### PROBLEM TO SOLVE
Your task is to repeat the entries underneath exactly, minus the pictures.
start MATERIAL SUPPLIED
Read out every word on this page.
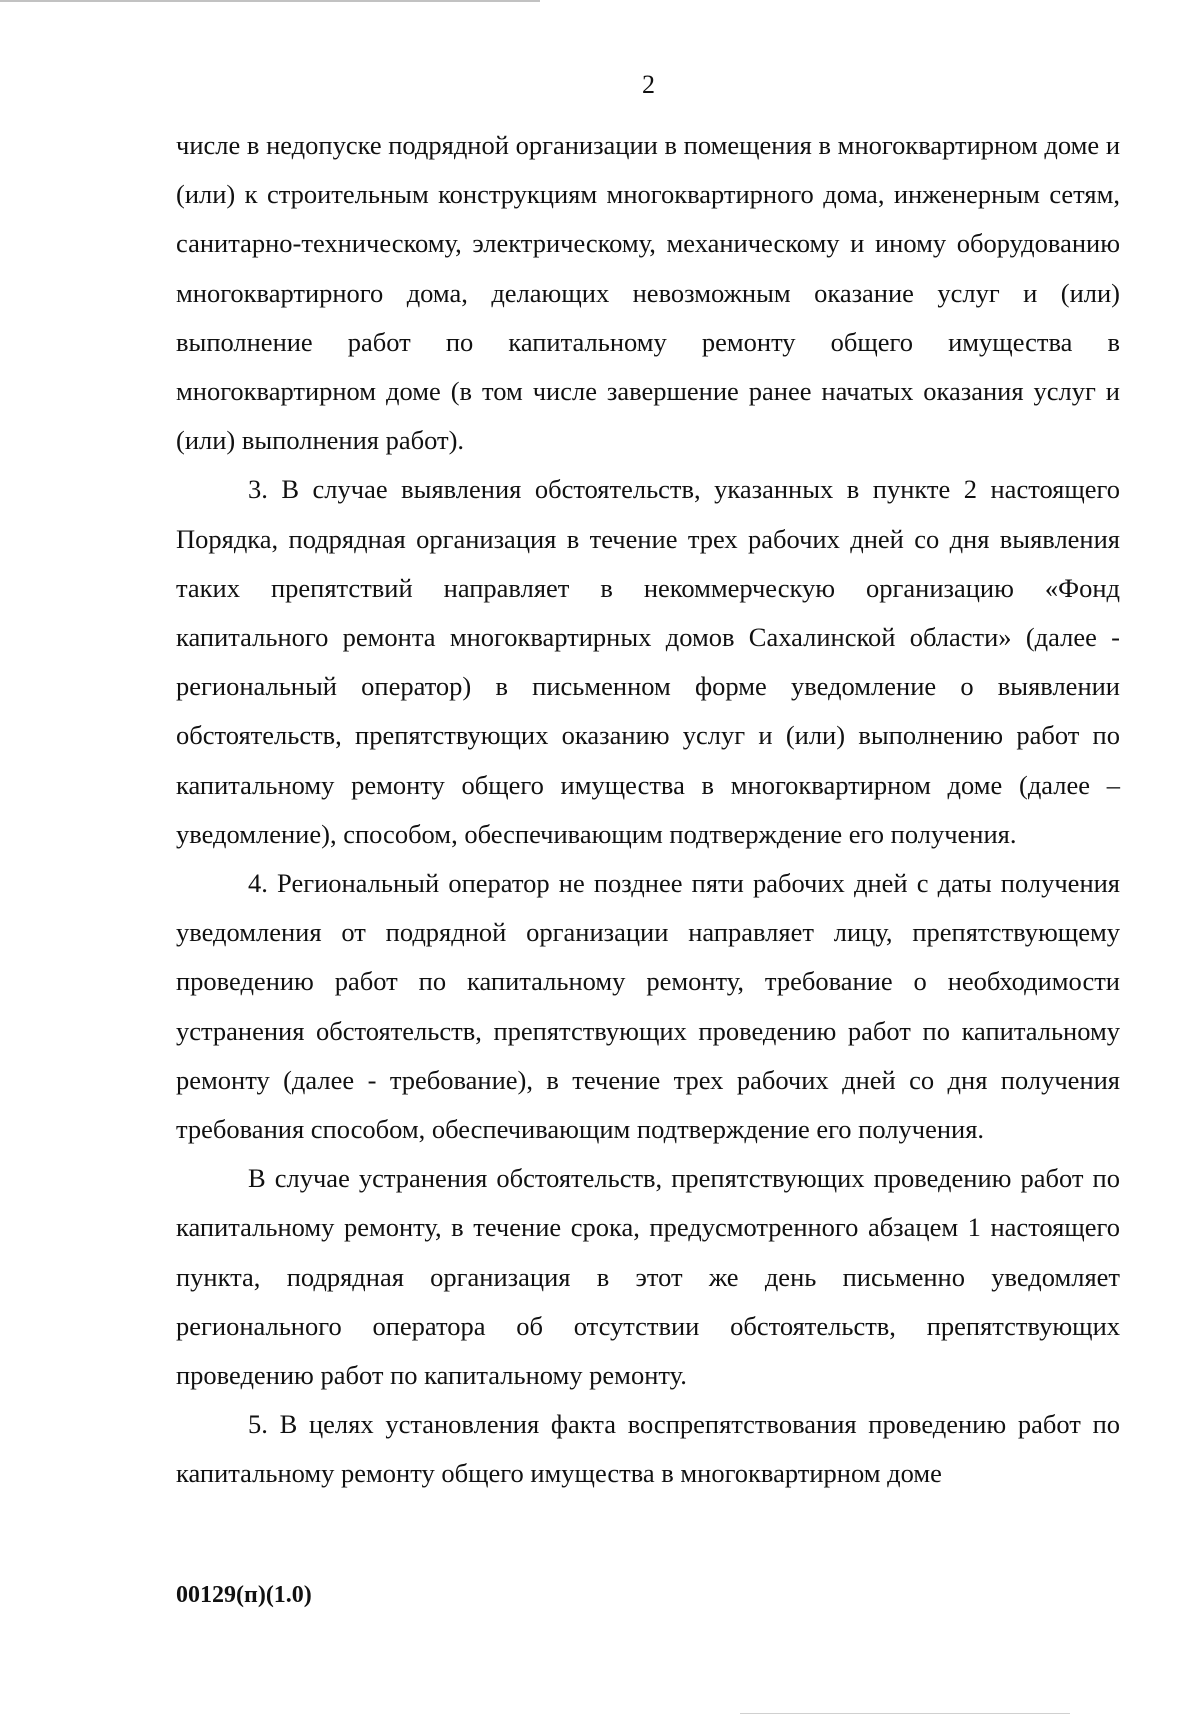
2

числе в недопуске подрядной организации в помещения в многоквартирном доме и (или) к строительным конструкциям многоквартирного дома, инженерным сетям, санитарно-техническому, электрическому, механическому и иному оборудованию многоквартирного дома, делающих невозможным оказание услуг и (или) выполнение работ по капитальному ремонту общего имущества в многоквартирном доме (в том числе завершение ранее начатых оказания услуг и (или) выполнения работ).

3. В случае выявления обстоятельств, указанных в пункте 2 настоящего Порядка, подрядная организация в течение трех рабочих дней со дня выявления таких препятствий направляет в некоммерческую организацию «Фонд капитального ремонта многоквартирных домов Сахалинской области» (далее - региональный оператор) в письменном форме уведомление о выявлении обстоятельств, препятствующих оказанию услуг и (или) выполнению работ по капитальному ремонту общего имущества в многоквартирном доме (далее – уведомление), способом, обеспечивающим подтверждение его получения.

4. Региональный оператор не позднее пяти рабочих дней с даты получения уведомления от подрядной организации направляет лицу, препятствующему проведению работ по капитальному ремонту, требование о необходимости устранения обстоятельств, препятствующих проведению работ по капитальному ремонту (далее - требование), в течение трех рабочих дней со дня получения требования способом, обеспечивающим подтверждение его получения.

В случае устранения обстоятельств, препятствующих проведению работ по капитальному ремонту, в течение срока, предусмотренного абзацем 1 настоящего пункта, подрядная организация в этот же день письменно уведомляет регионального оператора об отсутствии обстоятельств, препятствующих проведению работ по капитальному ремонту.

5. В целях установления факта воспрепятствования проведению работ по капитальному ремонту общего имущества в многоквартирном доме

00129(п)(1.0)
end MATERIAL SUPPLIED
### RESPONSE TO THE TASK
Read out every word on this page.
2

числе в недопуске подрядной организации в помещения в многоквартирном доме и (или) к строительным конструкциям многоквартирного дома, инженерным сетям, санитарно-техническому, электрическому, механическому и иному оборудованию многоквартирного дома, делающих невозможным оказание услуг и (или) выполнение работ по капитальному ремонту общего имущества в многоквартирном доме (в том числе завершение ранее начатых оказания услуг и (или) выполнения работ).

3. В случае выявления обстоятельств, указанных в пункте 2 настоящего Порядка, подрядная организация в течение трех рабочих дней со дня выявления таких препятствий направляет в некоммерческую организацию «Фонд капитального ремонта многоквартирных домов Сахалинской области» (далее - региональный оператор) в письменном форме уведомление о выявлении обстоятельств, препятствующих оказанию услуг и (или) выполнению работ по капитальному ремонту общего имущества в многоквартирном доме (далее – уведомление), способом, обеспечивающим подтверждение его получения.

4. Региональный оператор не позднее пяти рабочих дней с даты получения уведомления от подрядной организации направляет лицу, препятствующему проведению работ по капитальному ремонту, требование о необходимости устранения обстоятельств, препятствующих проведению работ по капитальному ремонту (далее - требование), в течение трех рабочих дней со дня получения требования способом, обеспечивающим подтверждение его получения.

В случае устранения обстоятельств, препятствующих проведению работ по капитальному ремонту, в течение срока, предусмотренного абзацем 1 настоящего пункта, подрядная организация в этот же день письменно уведомляет регионального оператора об отсутствии обстоятельств, препятствующих проведению работ по капитальному ремонту.

5. В целях установления факта воспрепятствования проведению работ по капитальному ремонту общего имущества в многоквартирном доме

00129(п)(1.0)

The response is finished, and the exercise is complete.